_Instruction_. Output the entries below exactly as written, omitting pictures.

····················

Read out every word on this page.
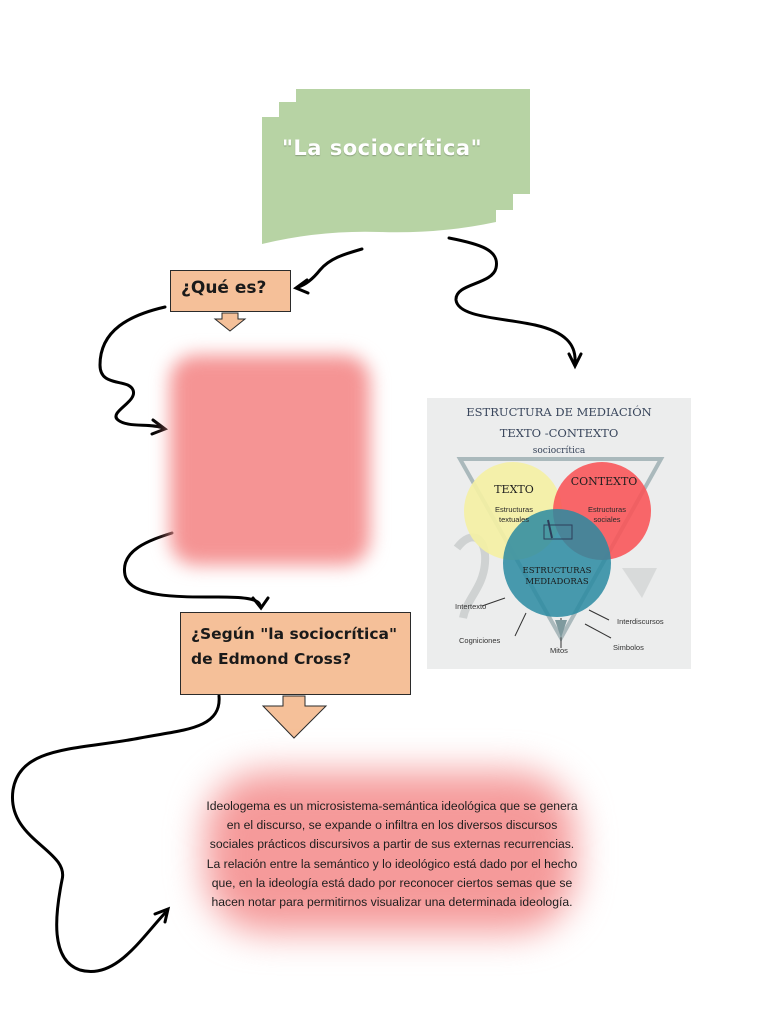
"La sociocrítica"
¿Qué es?
¿Según "la sociocrítica"
de Edmond Cross?
Ideologema es un microsistema-semántica ideológica que se genera
en el discurso, se expande o infiltra en los diversos discursos
sociales prácticos discursivos a partir de sus externas recurrencias.
La relación entre la semántico y lo ideológico está dado por el hecho
que, en la ideología está dado por reconocer ciertos semas que se
hacen notar para permitirnos visualizar una determinada ideología.
ESTRUCTURA DE MEDIACIÓN
TEXTO -CONTEXTO
sociocrítica
TEXTO
Estructuras
textuales
CONTEXTO
Estructuras
sociales
ESTRUCTURAS
MEDIADORAS
Intertexto
Cogniciones
Mitos
Interdiscursos
Simbolos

····················

_Solution for this problem_.
Read out every word on this page.
"La sociocrítica"
¿Qué es?
¿Según "la sociocrítica"
de Edmond Cross?
Ideologema es un microsistema-semántica ideológica que se genera
en el discurso, se expande o infiltra en los diversos discursos
sociales prácticos discursivos a partir de sus externas recurrencias.
La relación entre la semántico y lo ideológico está dado por el hecho
que, en la ideología está dado por reconocer ciertos semas que se
hacen notar para permitirnos visualizar una determinada ideología.
ESTRUCTURA DE MEDIACIÓN
TEXTO -CONTEXTO
sociocrítica
TEXTO
Estructuras
textuales
CONTEXTO
Estructuras
sociales
ESTRUCTURAS
MEDIADORAS
Intertexto
Cogniciones
Mitos
Interdiscursos
Simbolos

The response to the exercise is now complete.